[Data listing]
+ + + + + + +
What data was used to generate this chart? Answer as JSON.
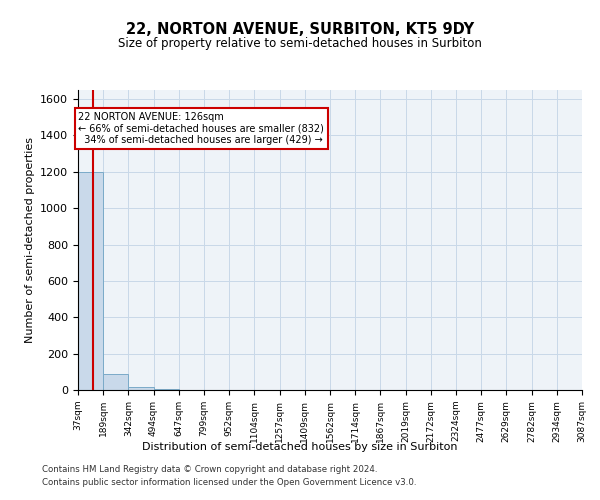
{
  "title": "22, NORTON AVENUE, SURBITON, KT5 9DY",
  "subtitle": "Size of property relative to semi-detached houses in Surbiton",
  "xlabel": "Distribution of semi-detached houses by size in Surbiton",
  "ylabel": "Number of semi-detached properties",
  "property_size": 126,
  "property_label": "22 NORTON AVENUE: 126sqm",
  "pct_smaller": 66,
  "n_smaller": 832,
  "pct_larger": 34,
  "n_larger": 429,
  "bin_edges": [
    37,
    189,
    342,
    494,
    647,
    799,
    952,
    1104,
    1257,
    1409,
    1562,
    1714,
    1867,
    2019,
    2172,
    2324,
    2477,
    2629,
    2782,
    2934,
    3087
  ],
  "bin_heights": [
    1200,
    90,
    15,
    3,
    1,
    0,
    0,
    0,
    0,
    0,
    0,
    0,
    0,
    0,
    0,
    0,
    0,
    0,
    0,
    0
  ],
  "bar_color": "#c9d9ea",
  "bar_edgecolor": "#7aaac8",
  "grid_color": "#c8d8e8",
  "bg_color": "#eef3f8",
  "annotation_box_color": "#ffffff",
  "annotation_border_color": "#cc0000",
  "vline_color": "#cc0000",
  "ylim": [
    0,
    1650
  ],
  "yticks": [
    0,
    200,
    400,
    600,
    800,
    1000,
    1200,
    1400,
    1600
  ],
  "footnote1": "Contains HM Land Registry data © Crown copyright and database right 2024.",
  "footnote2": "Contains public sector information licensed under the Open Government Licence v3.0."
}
+ + + + + + +
> _Objective_:
Quote the full listing above word for word; exclude every picture from the copy.

> _Full solution_:
What data was used to generate this chart? Answer as JSON.
{
  "title": "22, NORTON AVENUE, SURBITON, KT5 9DY",
  "subtitle": "Size of property relative to semi-detached houses in Surbiton",
  "xlabel": "Distribution of semi-detached houses by size in Surbiton",
  "ylabel": "Number of semi-detached properties",
  "property_size": 126,
  "property_label": "22 NORTON AVENUE: 126sqm",
  "pct_smaller": 66,
  "n_smaller": 832,
  "pct_larger": 34,
  "n_larger": 429,
  "bin_edges": [
    37,
    189,
    342,
    494,
    647,
    799,
    952,
    1104,
    1257,
    1409,
    1562,
    1714,
    1867,
    2019,
    2172,
    2324,
    2477,
    2629,
    2782,
    2934,
    3087
  ],
  "bin_heights": [
    1200,
    90,
    15,
    3,
    1,
    0,
    0,
    0,
    0,
    0,
    0,
    0,
    0,
    0,
    0,
    0,
    0,
    0,
    0,
    0
  ],
  "bar_color": "#c9d9ea",
  "bar_edgecolor": "#7aaac8",
  "grid_color": "#c8d8e8",
  "bg_color": "#eef3f8",
  "annotation_box_color": "#ffffff",
  "annotation_border_color": "#cc0000",
  "vline_color": "#cc0000",
  "ylim": [
    0,
    1650
  ],
  "yticks": [
    0,
    200,
    400,
    600,
    800,
    1000,
    1200,
    1400,
    1600
  ],
  "footnote1": "Contains HM Land Registry data © Crown copyright and database right 2024.",
  "footnote2": "Contains public sector information licensed under the Open Government Licence v3.0."
}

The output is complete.